**** Reading text ****

Philippine Supreme Court Jurisprudence


Philippine Supreme Court Jurisprudence > Year 1930 > March 1930 Decisions > G.R. No. 32298 March 31, 1930 - VICTOR KIAMZON v. FABIAN PUGEDA

054 Phil 755:




PHILIPPINE SUPREME COURT DECISIONS

EN BANC

[G.R. No. 32298. March 31, 1930.]

VICTOR KIAMZON, contestant-appellant, v. FABIAN PUGEDA, contestee-appellee.

Sumulong, Lavides & Mabanag, Demetrio Encarnacion and Emiliano T. Tirona, for Appellant.

Vicente J. Francisco, Guillermo B. Guevara and Fidel Ibañez, for Appellee.

SYLLABUS


1. ELECTIONS; SUBSTITUTION OF BALLOTS. — In the absence of evidence showing with sufficient certainty that the substituted ballots had been cast for the contestant, there is no ground for holding that they were indeed cast for him. No matter how strong the presumption may be that the substituted ballots were made out in his favor, it is not sufficient to sustain a finding to that effect.

2. ID.; DISQUALIFIED ELECTORS; SWORN STATEMENT. — Since subsection (e) of section 432 of the Election Law provides that electors registered under subsection (c) of the preceding section, who fail to make a sworn statement to the satisfaction of the board of inspectors that they are incapacitated for preparing their ballots due to permanent physical disability, are disqualified from voting, it is clear that the legislator to consider the votes of such electors illegal, and not to be counted in the canvass of the ballots deposited in the boxes. The law requires such a statement of their incapacity under oath, in order that any party interested may challenge their qualifications when necessary.

**** Extracted information ****

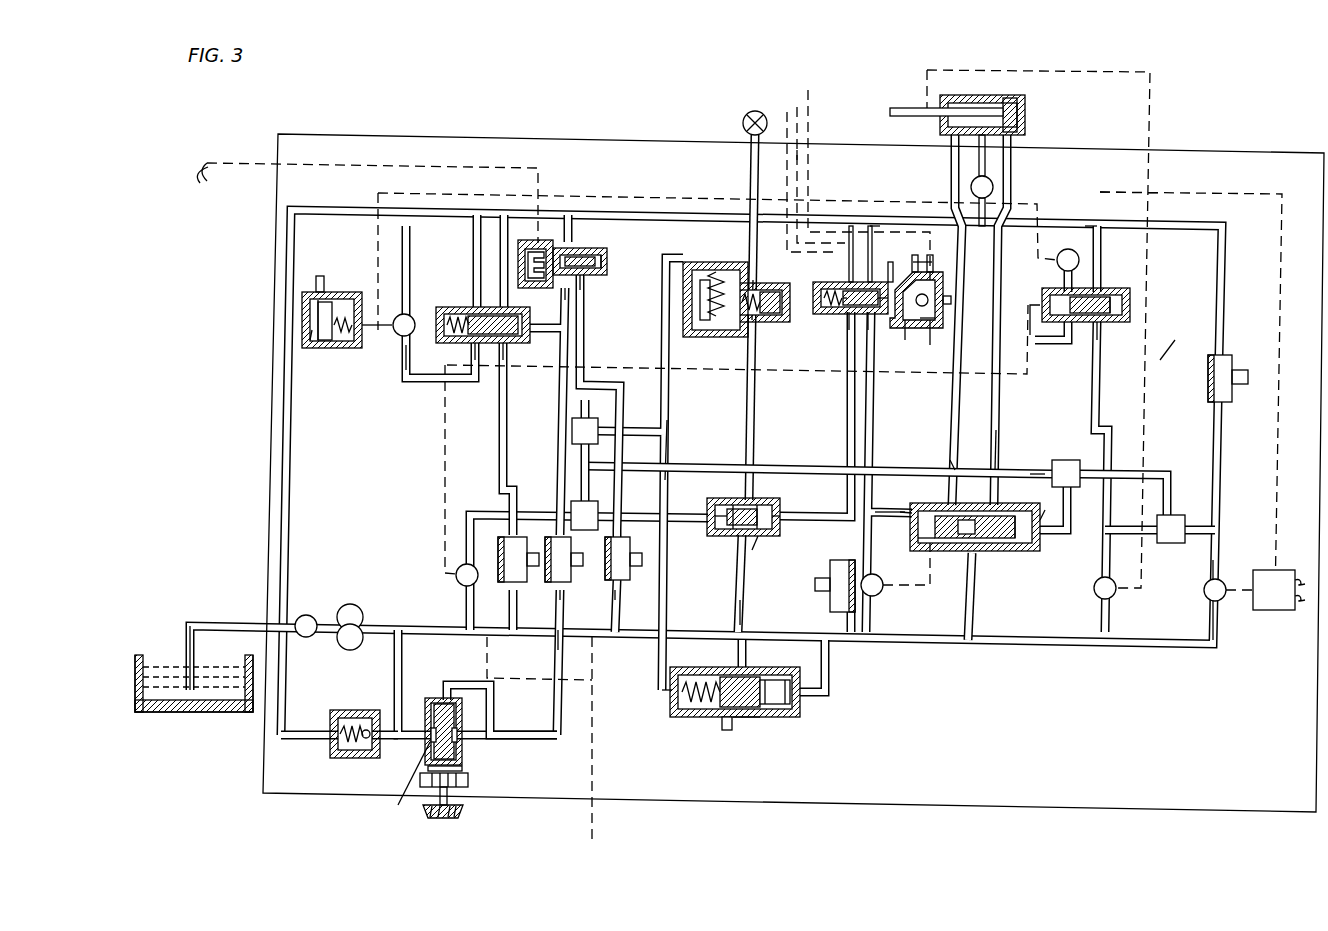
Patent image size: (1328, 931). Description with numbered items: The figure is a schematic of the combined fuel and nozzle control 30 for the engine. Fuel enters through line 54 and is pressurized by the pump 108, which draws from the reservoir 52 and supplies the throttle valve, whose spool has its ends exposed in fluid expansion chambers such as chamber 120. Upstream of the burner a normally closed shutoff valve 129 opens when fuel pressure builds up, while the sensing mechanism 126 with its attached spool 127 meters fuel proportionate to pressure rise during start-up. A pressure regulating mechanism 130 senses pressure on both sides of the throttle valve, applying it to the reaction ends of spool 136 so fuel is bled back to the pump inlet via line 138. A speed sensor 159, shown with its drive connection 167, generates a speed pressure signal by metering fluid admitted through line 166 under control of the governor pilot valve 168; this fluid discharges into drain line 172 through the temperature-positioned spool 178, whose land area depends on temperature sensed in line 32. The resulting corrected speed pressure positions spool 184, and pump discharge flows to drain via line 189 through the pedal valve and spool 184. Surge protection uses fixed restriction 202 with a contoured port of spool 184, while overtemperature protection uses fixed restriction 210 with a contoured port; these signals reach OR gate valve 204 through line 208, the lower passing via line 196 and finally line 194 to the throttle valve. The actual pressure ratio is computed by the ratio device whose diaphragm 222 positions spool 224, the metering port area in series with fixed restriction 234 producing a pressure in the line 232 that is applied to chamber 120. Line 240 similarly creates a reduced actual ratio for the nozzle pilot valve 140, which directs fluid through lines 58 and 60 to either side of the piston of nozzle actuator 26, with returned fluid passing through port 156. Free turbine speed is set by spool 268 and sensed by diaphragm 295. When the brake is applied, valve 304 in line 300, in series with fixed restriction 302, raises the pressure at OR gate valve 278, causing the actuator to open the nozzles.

The combined fuel and nozzle control 30 is at (1258, 150).
The temperature line 32 is at (627, 248).
The drain line 172 is at (605, 214).
The line 189 is at (452, 628).
The brake line 300 is at (1218, 440).
The inlet line 54 is at (192, 626).
The reservoir 52 is at (195, 712).
The pump 108 is at (343, 650).
The line 166 is at (360, 758).
The governor pilot valve 168 is at (462, 760).
The speed sensor 159 is at (422, 818).
The shaft 167 is at (390, 780).
The pressure regulating mechanism 130 is at (820, 712).
The spool 136 is at (727, 730).
The line 138 is at (735, 722).
The nozzle pilot valve 140 is at (688, 717).
The fluid expansion chamber 120 is at (760, 512).
The spool 127 is at (748, 290).
The sensing mechanism 126 is at (712, 337).
The spool 224 is at (828, 314).
The diaphragm 222 is at (915, 270).
The spool 268 is at (1130, 305).
The spool 178 is at (600, 248).
The spool 184 is at (462, 314).
The sensing diaphragm 295 is at (300, 320).
The nozzle actuator 26 is at (1030, 112).
The line 60 is at (1020, 128).
The line 58 is at (935, 124).
The shutoff valve 129 is at (742, 118).
The fixed restriction 202 is at (497, 558).
The fixed restriction 234 is at (826, 590).
The fixed restriction 302 is at (1240, 368).
The OR gate valve 204 is at (585, 418).
The line 194 is at (600, 514).
The port 156 is at (1052, 480).
The OR gate valve 278 is at (1170, 543).
The variable restriction 304 is at (1222, 580).
The line 196 is at (650, 470).
The line 240 is at (870, 440).
The line 232 is at (848, 436).
The line 208 is at (640, 415).
The fixed restriction 210 is at (992, 372).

****

**Task directions**
Reproduce the entire Supreme Court decision text word for word. The lines above aren't needed here.

**Result of the task**
Philippine Supreme Court Jurisprudence


Philippine Supreme Court Jurisprudence > Year 1930 > March 1930 Decisions > G.R. No. 32298 March 31, 1930 - VICTOR KIAMZON v. FABIAN PUGEDA

054 Phil 755:




PHILIPPINE SUPREME COURT DECISIONS

EN BANC

[G.R. No. 32298. March 31, 1930.]

VICTOR KIAMZON, contestant-appellant, v. FABIAN PUGEDA, contestee-appellee.

Sumulong, Lavides & Mabanag, Demetrio Encarnacion and Emiliano T. Tirona, for Appellant.

Vicente J. Francisco, Guillermo B. Guevara and Fidel Ibañez, for Appellee.

SYLLABUS


1. ELECTIONS; SUBSTITUTION OF BALLOTS. — In the absence of evidence showing with sufficient certainty that the substituted ballots had been cast for the contestant, there is no ground for holding that they were indeed cast for him. No matter how strong the presumption may be that the substituted ballots were made out in his favor, it is not sufficient to sustain a finding to that effect.

2. ID.; DISQUALIFIED ELECTORS; SWORN STATEMENT. — Since subsection (e) of section 432 of the Election Law provides that electors registered under subsection (c) of the preceding section, who fail to make a sworn statement to the satisfaction of the board of inspectors that they are incapacitated for preparing their ballots due to permanent physical disability, are disqualified from voting, it is clear that the legislator to consider the votes of such electors illegal, and not to be counted in the canvass of the ballots deposited in the boxes. The law requires such a statement of their incapacity under oath, in order that any party interested may challenge their qualifications when necessary.